-- START OF Records supplied --
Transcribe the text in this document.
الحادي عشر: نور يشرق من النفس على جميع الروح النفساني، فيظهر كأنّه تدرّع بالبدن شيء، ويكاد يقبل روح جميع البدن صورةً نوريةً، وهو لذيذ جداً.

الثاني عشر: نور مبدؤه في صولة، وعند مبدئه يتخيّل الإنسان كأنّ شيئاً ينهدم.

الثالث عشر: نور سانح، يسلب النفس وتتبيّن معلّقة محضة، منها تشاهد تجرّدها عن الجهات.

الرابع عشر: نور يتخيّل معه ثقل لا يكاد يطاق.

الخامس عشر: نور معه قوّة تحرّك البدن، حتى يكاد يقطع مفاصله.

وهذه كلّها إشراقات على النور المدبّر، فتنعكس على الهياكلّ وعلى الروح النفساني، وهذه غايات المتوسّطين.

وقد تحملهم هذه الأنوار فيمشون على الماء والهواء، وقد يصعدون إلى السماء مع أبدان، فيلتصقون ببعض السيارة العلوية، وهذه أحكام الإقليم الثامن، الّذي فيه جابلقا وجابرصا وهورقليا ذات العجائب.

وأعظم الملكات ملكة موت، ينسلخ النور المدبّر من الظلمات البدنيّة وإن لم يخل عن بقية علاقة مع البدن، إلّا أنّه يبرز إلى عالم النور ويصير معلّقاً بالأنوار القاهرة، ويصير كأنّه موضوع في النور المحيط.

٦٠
-- END OF Records supplied --
Short problem →
Exactly reproduce all of the entries.

Output for this task →
Transcribe the text in this document.
الحادي عشر: نور يشرق من النفس على جميع الروح النفساني، فيظهر كأنّه تدرّع بالبدن شيء، ويكاد يقبل روح جميع البدن صورةً نوريةً، وهو لذيذ جداً.

الثاني عشر: نور مبدؤه في صولة، وعند مبدئه يتخيّل الإنسان كأنّ شيئاً ينهدم.

الثالث عشر: نور سانح، يسلب النفس وتتبيّن معلّقة محضة، منها تشاهد تجرّدها عن الجهات.

الرابع عشر: نور يتخيّل معه ثقل لا يكاد يطاق.

الخامس عشر: نور معه قوّة تحرّك البدن، حتى يكاد يقطع مفاصله.

وهذه كلّها إشراقات على النور المدبّر، فتنعكس على الهياكلّ وعلى الروح النفساني، وهذه غايات المتوسّطين.

وقد تحملهم هذه الأنوار فيمشون على الماء والهواء، وقد يصعدون إلى السماء مع أبدان، فيلتصقون ببعض السيارة العلوية، وهذه أحكام الإقليم الثامن، الّذي فيه جابلقا وجابرصا وهورقليا ذات العجائب.

وأعظم الملكات ملكة موت، ينسلخ النور المدبّر من الظلمات البدنيّة وإن لم يخل عن بقية علاقة مع البدن، إلّا أنّه يبرز إلى عالم النور ويصير معلّقاً بالأنوار القاهرة، ويصير كأنّه موضوع في النور المحيط.

٦٠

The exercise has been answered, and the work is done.